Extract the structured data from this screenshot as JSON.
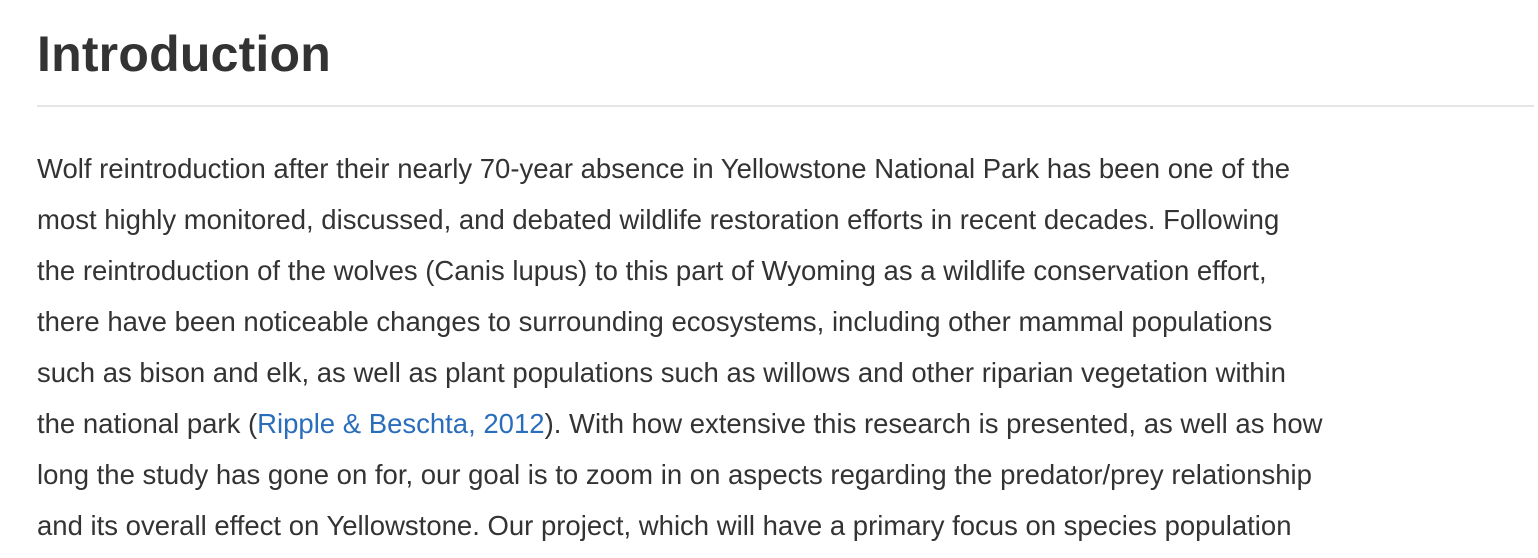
{
  "heading": {
    "title": "Introduction"
  },
  "paragraph": {
    "line1": "Wolf reintroduction after their nearly 70-year absence in Yellowstone National Park has been one of the",
    "line2": "most highly monitored, discussed, and debated wildlife restoration efforts in recent decades. Following",
    "line3": "the reintroduction of the wolves (Canis lupus) to this part of Wyoming as a wildlife conservation effort,",
    "line4": "there have been noticeable changes to surrounding ecosystems, including other mammal populations",
    "line5": "such as bison and elk, as well as plant populations such as willows and other riparian vegetation within",
    "line6_before": "the national park (",
    "citation_link": "Ripple & Beschta, 2012",
    "line6_after": "). With how extensive this research is presented, as well as how",
    "line7": "long the study has gone on for, our goal is to zoom in on aspects regarding the predator/prey relationship",
    "line8": "and its overall effect on Yellowstone. Our project, which will have a primary focus on species population"
  },
  "colors": {
    "text": "#333333",
    "link": "#2a6ebb",
    "divider": "#e5e5e5"
  }
}
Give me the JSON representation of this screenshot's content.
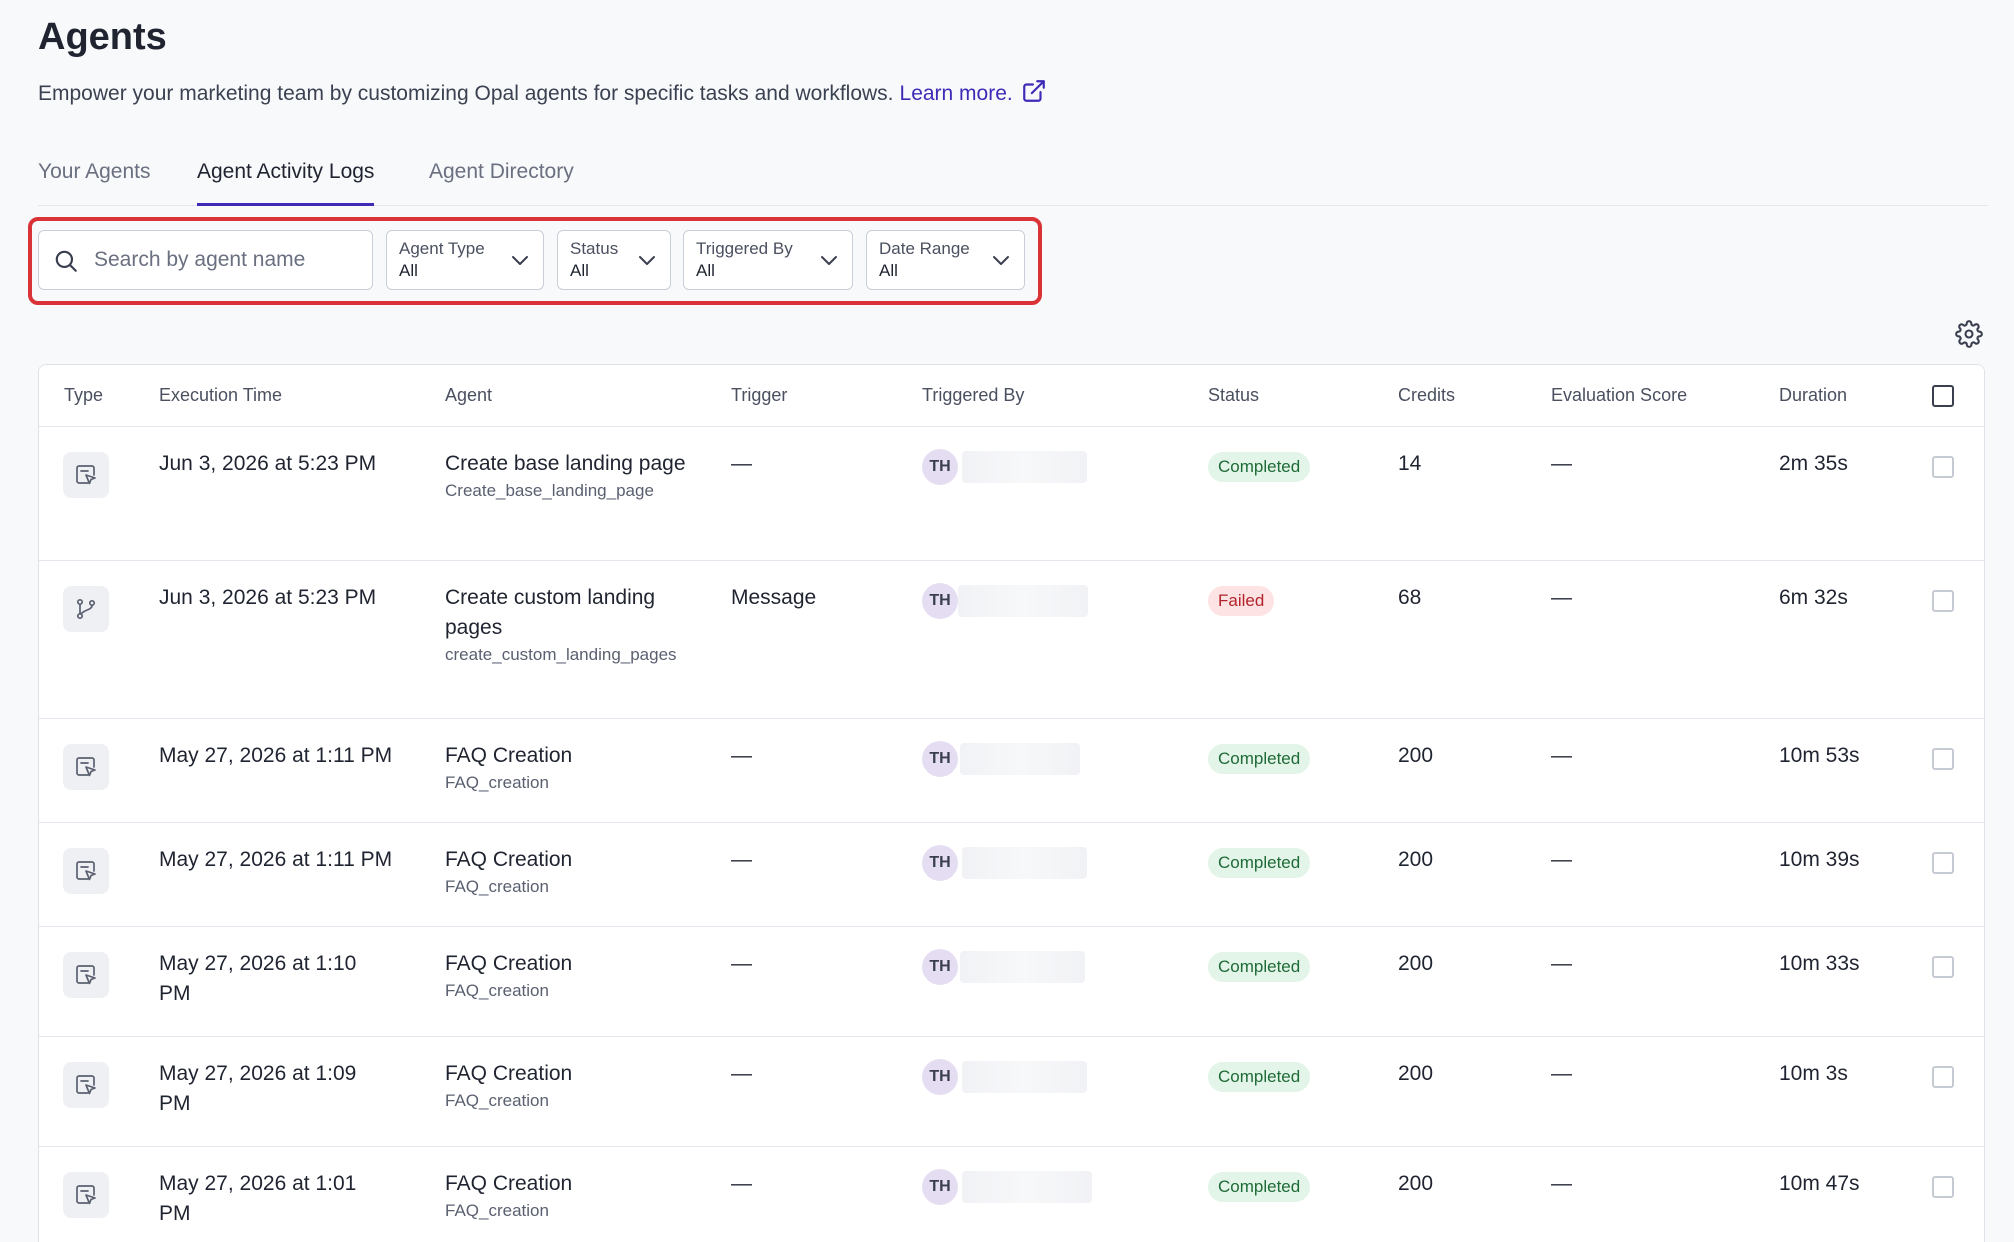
{
  "page": {
    "title": "Agents",
    "subtitle": "Empower your marketing team by customizing Opal agents for specific tasks and workflows.",
    "learn_more": "Learn more."
  },
  "tabs": [
    {
      "label": "Your Agents",
      "active": false
    },
    {
      "label": "Agent Activity Logs",
      "active": true
    },
    {
      "label": "Agent Directory",
      "active": false
    }
  ],
  "filters": {
    "search_placeholder": "Search by agent name",
    "agent_type": {
      "label": "Agent Type",
      "value": "All"
    },
    "status": {
      "label": "Status",
      "value": "All"
    },
    "triggered_by": {
      "label": "Triggered By",
      "value": "All"
    },
    "date_range": {
      "label": "Date Range",
      "value": "All"
    }
  },
  "columns": {
    "type": "Type",
    "execution_time": "Execution Time",
    "agent": "Agent",
    "trigger": "Trigger",
    "triggered_by": "Triggered By",
    "status": "Status",
    "credits": "Credits",
    "evaluation_score": "Evaluation Score",
    "duration": "Duration"
  },
  "rows": [
    {
      "type_icon": "specialized-agent-icon",
      "time": "Jun 3, 2026 at 5:23 PM",
      "agent": "Create base landing page",
      "agent_id": "Create_base_landing_page",
      "trigger": "—",
      "initials": "TH",
      "status": "Completed",
      "credits": "14",
      "score": "—",
      "duration": "2m 35s"
    },
    {
      "type_icon": "workflow-agent-icon",
      "time": "Jun 3, 2026 at 5:23 PM",
      "agent": "Create custom landing pages",
      "agent_id": "create_custom_landing_pages",
      "trigger": "Message",
      "initials": "TH",
      "status": "Failed",
      "credits": "68",
      "score": "—",
      "duration": "6m 32s"
    },
    {
      "type_icon": "specialized-agent-icon",
      "time": "May 27, 2026 at 1:11 PM",
      "agent": "FAQ Creation",
      "agent_id": "FAQ_creation",
      "trigger": "—",
      "initials": "TH",
      "status": "Completed",
      "credits": "200",
      "score": "—",
      "duration": "10m 53s"
    },
    {
      "type_icon": "specialized-agent-icon",
      "time": "May 27, 2026 at 1:11 PM",
      "agent": "FAQ Creation",
      "agent_id": "FAQ_creation",
      "trigger": "—",
      "initials": "TH",
      "status": "Completed",
      "credits": "200",
      "score": "—",
      "duration": "10m 39s"
    },
    {
      "type_icon": "specialized-agent-icon",
      "time": "May 27, 2026 at 1:10 PM",
      "agent": "FAQ Creation",
      "agent_id": "FAQ_creation",
      "trigger": "—",
      "initials": "TH",
      "status": "Completed",
      "credits": "200",
      "score": "—",
      "duration": "10m 33s"
    },
    {
      "type_icon": "specialized-agent-icon",
      "time": "May 27, 2026 at 1:09 PM",
      "agent": "FAQ Creation",
      "agent_id": "FAQ_creation",
      "trigger": "—",
      "initials": "TH",
      "status": "Completed",
      "credits": "200",
      "score": "—",
      "duration": "10m 3s"
    },
    {
      "type_icon": "specialized-agent-icon",
      "time": "May 27, 2026 at 1:01 PM",
      "agent": "FAQ Creation",
      "agent_id": "FAQ_creation",
      "trigger": "—",
      "initials": "TH",
      "status": "Completed",
      "credits": "200",
      "score": "—",
      "duration": "10m 47s"
    }
  ],
  "colors": {
    "accent": "#3d2bb8",
    "highlight_outline": "#d93338",
    "completed": "#1e6b37",
    "failed": "#b3232b"
  }
}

▸ **What you need to do**
Omit the pictures and give the material again, exactly and in full.

▸ **Response to the task**
Extract the structured data from this screenshot as JSON.
{
  "heading": {
    "title": "Introduction"
  },
  "paragraph": {
    "line1": "Wolf reintroduction after their nearly 70-year absence in Yellowstone National Park has been one of the",
    "line2": "most highly monitored, discussed, and debated wildlife restoration efforts in recent decades. Following",
    "line3": "the reintroduction of the wolves (Canis lupus) to this part of Wyoming as a wildlife conservation effort,",
    "line4": "there have been noticeable changes to surrounding ecosystems, including other mammal populations",
    "line5": "such as bison and elk, as well as plant populations such as willows and other riparian vegetation within",
    "line6_before": "the national park (",
    "citation_link": "Ripple & Beschta, 2012",
    "line6_after": "). With how extensive this research is presented, as well as how",
    "line7": "long the study has gone on for, our goal is to zoom in on aspects regarding the predator/prey relationship",
    "line8": "and its overall effect on Yellowstone. Our project, which will have a primary focus on species population"
  },
  "colors": {
    "text": "#333333",
    "link": "#2a6ebb",
    "divider": "#e5e5e5"
  }
}
Give me the JSON representation of this screenshot's content.
{
  "page": {
    "title": "Agents",
    "subtitle": "Empower your marketing team by customizing Opal agents for specific tasks and workflows.",
    "learn_more": "Learn more."
  },
  "tabs": [
    {
      "label": "Your Agents",
      "active": false
    },
    {
      "label": "Agent Activity Logs",
      "active": true
    },
    {
      "label": "Agent Directory",
      "active": false
    }
  ],
  "filters": {
    "search_placeholder": "Search by agent name",
    "agent_type": {
      "label": "Agent Type",
      "value": "All"
    },
    "status": {
      "label": "Status",
      "value": "All"
    },
    "triggered_by": {
      "label": "Triggered By",
      "value": "All"
    },
    "date_range": {
      "label": "Date Range",
      "value": "All"
    }
  },
  "columns": {
    "type": "Type",
    "execution_time": "Execution Time",
    "agent": "Agent",
    "trigger": "Trigger",
    "triggered_by": "Triggered By",
    "status": "Status",
    "credits": "Credits",
    "evaluation_score": "Evaluation Score",
    "duration": "Duration"
  },
  "rows": [
    {
      "type_icon": "specialized-agent-icon",
      "time": "Jun 3, 2026 at 5:23 PM",
      "agent": "Create base landing page",
      "agent_id": "Create_base_landing_page",
      "trigger": "—",
      "initials": "TH",
      "status": "Completed",
      "credits": "14",
      "score": "—",
      "duration": "2m 35s"
    },
    {
      "type_icon": "workflow-agent-icon",
      "time": "Jun 3, 2026 at 5:23 PM",
      "agent": "Create custom landing pages",
      "agent_id": "create_custom_landing_pages",
      "trigger": "Message",
      "initials": "TH",
      "status": "Failed",
      "credits": "68",
      "score": "—",
      "duration": "6m 32s"
    },
    {
      "type_icon": "specialized-agent-icon",
      "time": "May 27, 2026 at 1:11 PM",
      "agent": "FAQ Creation",
      "agent_id": "FAQ_creation",
      "trigger": "—",
      "initials": "TH",
      "status": "Completed",
      "credits": "200",
      "score": "—",
      "duration": "10m 53s"
    },
    {
      "type_icon": "specialized-agent-icon",
      "time": "May 27, 2026 at 1:11 PM",
      "agent": "FAQ Creation",
      "agent_id": "FAQ_creation",
      "trigger": "—",
      "initials": "TH",
      "status": "Completed",
      "credits": "200",
      "score": "—",
      "duration": "10m 39s"
    },
    {
      "type_icon": "specialized-agent-icon",
      "time": "May 27, 2026 at 1:10 PM",
      "agent": "FAQ Creation",
      "agent_id": "FAQ_creation",
      "trigger": "—",
      "initials": "TH",
      "status": "Completed",
      "credits": "200",
      "score": "—",
      "duration": "10m 33s"
    },
    {
      "type_icon": "specialized-agent-icon",
      "time": "May 27, 2026 at 1:09 PM",
      "agent": "FAQ Creation",
      "agent_id": "FAQ_creation",
      "trigger": "—",
      "initials": "TH",
      "status": "Completed",
      "credits": "200",
      "score": "—",
      "duration": "10m 3s"
    },
    {
      "type_icon": "specialized-agent-icon",
      "time": "May 27, 2026 at 1:01 PM",
      "agent": "FAQ Creation",
      "agent_id": "FAQ_creation",
      "trigger": "—",
      "initials": "TH",
      "status": "Completed",
      "credits": "200",
      "score": "—",
      "duration": "10m 47s"
    }
  ],
  "colors": {
    "accent": "#3d2bb8",
    "highlight_outline": "#d93338",
    "completed": "#1e6b37",
    "failed": "#b3232b"
  }
}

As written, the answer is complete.